Stated exercise | Your copy of the material must match it exactly, except that pictures are dropped.

(Data entries)

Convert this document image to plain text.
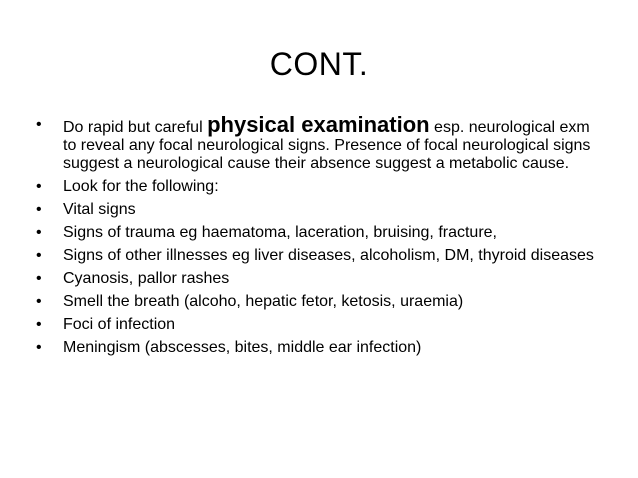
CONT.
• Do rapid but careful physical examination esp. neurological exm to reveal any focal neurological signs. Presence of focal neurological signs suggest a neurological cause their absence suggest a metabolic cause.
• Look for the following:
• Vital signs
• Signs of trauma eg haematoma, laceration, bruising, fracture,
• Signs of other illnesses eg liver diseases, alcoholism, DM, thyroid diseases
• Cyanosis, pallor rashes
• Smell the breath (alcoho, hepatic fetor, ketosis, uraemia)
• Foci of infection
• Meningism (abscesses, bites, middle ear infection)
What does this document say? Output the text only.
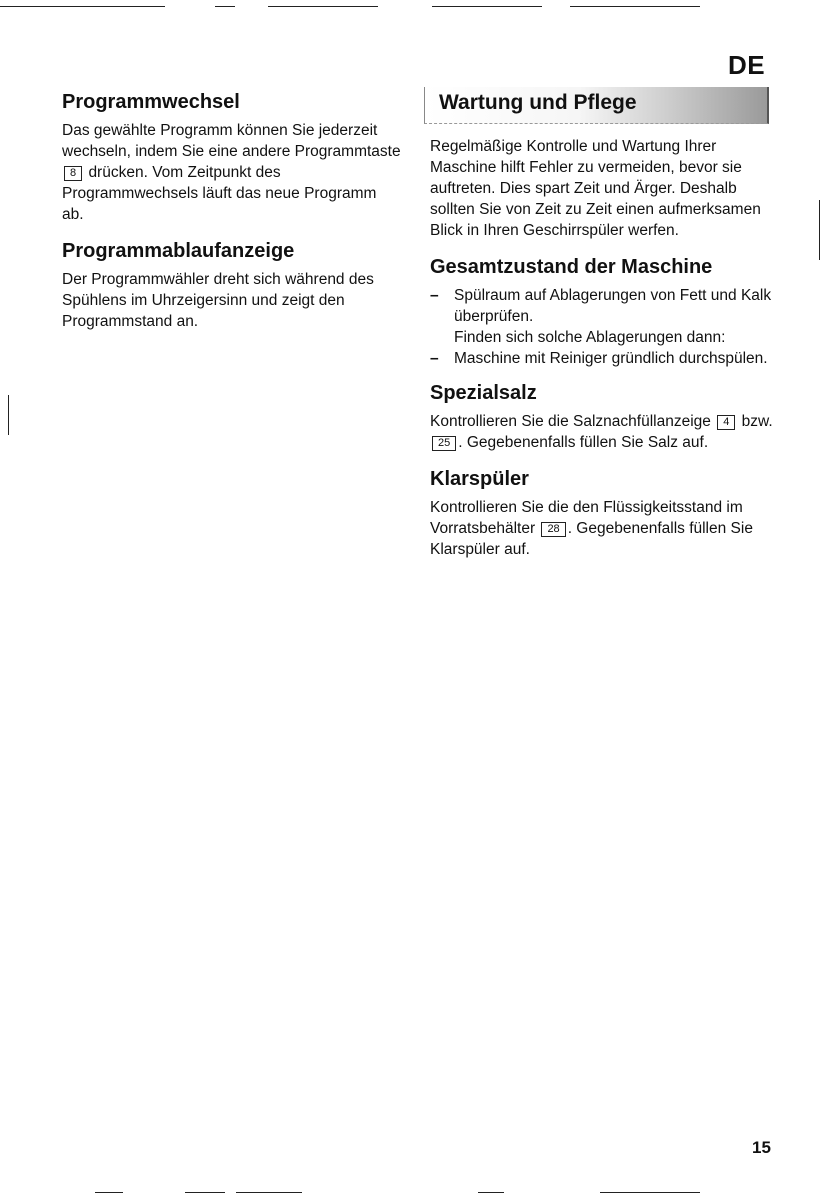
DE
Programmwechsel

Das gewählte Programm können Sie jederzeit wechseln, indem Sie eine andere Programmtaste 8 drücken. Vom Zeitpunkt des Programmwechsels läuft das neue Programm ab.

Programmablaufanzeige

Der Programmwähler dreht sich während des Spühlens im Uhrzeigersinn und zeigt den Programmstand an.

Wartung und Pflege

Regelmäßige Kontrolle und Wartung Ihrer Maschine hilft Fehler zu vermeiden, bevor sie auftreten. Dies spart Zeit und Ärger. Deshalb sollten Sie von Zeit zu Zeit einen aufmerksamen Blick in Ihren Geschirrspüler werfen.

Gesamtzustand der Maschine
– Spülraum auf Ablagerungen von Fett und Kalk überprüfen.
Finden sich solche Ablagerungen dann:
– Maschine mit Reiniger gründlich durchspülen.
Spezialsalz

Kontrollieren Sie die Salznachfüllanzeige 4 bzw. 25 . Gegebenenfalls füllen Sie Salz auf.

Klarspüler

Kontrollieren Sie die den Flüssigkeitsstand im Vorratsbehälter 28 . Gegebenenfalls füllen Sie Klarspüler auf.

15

Full solution |
Convert this document image to plain text.
CONT.
• Do rapid but careful physical examination esp. neurological exm to reveal any focal neurological signs. Presence of focal neurological signs suggest a neurological cause their absence suggest a metabolic cause.
• Look for the following:
• Vital signs
• Signs of trauma eg haematoma, laceration, bruising, fracture,
• Signs of other illnesses eg liver diseases, alcoholism, DM, thyroid diseases
• Cyanosis, pallor rashes
• Smell the breath (alcoho, hepatic fetor, ketosis, uraemia)
• Foci of infection
• Meningism (abscesses, bites, middle ear infection)
What does this document say? Output the text only.
DE
Programmwechsel

Das gewählte Programm können Sie jederzeit wechseln, indem Sie eine andere Programmtaste 8 drücken. Vom Zeitpunkt des Programmwechsels läuft das neue Programm ab.

Programmablaufanzeige

Der Programmwähler dreht sich während des Spühlens im Uhrzeigersinn und zeigt den Programmstand an.

Wartung und Pflege

Regelmäßige Kontrolle und Wartung Ihrer Maschine hilft Fehler zu vermeiden, bevor sie auftreten. Dies spart Zeit und Ärger. Deshalb sollten Sie von Zeit zu Zeit einen aufmerksamen Blick in Ihren Geschirrspüler werfen.

Gesamtzustand der Maschine
– Spülraum auf Ablagerungen von Fett und Kalk überprüfen.
Finden sich solche Ablagerungen dann:
– Maschine mit Reiniger gründlich durchspülen.
Spezialsalz

Kontrollieren Sie die Salznachfüllanzeige 4 bzw. 25 . Gegebenenfalls füllen Sie Salz auf.

Klarspüler

Kontrollieren Sie die den Flüssigkeitsstand im Vorratsbehälter 28 . Gegebenenfalls füllen Sie Klarspüler auf.

15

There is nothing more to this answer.